**Requirement:** Locate the lines that hold the string "unrest". Copy every such line.
________________________________________
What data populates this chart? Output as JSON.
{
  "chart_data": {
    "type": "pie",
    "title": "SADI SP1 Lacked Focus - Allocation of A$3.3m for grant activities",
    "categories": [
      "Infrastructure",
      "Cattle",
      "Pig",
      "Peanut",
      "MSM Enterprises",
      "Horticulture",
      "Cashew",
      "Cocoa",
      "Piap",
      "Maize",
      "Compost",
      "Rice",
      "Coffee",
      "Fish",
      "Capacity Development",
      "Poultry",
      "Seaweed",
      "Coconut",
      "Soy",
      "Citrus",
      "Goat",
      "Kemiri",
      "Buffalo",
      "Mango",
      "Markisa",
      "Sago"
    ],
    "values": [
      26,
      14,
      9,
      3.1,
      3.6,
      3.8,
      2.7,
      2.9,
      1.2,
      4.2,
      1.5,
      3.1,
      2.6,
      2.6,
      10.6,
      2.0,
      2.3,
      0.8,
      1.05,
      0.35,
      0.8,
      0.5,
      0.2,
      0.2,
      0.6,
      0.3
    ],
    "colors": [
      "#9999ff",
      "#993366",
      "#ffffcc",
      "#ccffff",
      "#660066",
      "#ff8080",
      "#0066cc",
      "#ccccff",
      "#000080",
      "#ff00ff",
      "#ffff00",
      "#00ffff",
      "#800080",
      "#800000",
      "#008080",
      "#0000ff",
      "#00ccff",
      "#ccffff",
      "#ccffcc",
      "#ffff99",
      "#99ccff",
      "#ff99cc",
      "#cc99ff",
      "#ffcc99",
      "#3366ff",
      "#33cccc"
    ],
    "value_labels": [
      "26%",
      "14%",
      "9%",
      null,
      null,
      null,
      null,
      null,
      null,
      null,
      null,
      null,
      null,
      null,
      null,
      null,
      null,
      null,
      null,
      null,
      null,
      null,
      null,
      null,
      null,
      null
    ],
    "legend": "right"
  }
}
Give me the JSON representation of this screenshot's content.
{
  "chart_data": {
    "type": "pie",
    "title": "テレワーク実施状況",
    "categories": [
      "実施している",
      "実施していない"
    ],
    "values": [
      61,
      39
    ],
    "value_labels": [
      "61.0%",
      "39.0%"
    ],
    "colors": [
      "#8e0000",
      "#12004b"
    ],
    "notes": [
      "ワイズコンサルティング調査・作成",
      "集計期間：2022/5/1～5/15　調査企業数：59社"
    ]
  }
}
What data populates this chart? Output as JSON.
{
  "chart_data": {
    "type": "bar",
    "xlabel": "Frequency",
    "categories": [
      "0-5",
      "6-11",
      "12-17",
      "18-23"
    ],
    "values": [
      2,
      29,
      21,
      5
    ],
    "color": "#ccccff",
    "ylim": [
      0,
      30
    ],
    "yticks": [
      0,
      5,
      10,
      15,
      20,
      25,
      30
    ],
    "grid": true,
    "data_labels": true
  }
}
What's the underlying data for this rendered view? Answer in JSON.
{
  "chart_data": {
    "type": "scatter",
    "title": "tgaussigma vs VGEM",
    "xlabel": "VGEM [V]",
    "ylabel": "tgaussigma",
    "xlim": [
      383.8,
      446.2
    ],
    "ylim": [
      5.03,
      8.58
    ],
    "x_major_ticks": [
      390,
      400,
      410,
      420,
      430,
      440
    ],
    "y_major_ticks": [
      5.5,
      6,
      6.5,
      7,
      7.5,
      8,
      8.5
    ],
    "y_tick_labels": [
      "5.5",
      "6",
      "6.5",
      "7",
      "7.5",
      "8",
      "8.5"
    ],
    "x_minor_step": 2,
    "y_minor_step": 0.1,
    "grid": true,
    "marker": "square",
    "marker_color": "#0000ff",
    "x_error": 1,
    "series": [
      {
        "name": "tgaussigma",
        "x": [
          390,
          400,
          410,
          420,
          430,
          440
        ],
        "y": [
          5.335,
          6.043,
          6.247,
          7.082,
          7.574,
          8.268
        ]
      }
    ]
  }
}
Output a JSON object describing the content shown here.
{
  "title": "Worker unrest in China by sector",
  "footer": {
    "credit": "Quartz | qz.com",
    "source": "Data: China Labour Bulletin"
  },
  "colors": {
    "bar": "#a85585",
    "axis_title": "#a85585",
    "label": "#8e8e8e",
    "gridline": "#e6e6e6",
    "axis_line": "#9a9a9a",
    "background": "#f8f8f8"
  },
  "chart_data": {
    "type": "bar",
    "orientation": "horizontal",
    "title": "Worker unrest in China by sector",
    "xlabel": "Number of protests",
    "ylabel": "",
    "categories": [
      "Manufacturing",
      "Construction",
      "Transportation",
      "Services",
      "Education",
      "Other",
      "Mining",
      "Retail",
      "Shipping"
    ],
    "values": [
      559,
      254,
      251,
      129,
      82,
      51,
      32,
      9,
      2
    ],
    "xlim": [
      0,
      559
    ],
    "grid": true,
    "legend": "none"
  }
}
________________________________________
**Problem solution:**
  "title": "Worker unrest in China by sector",
    "title": "Worker unrest in China by sector",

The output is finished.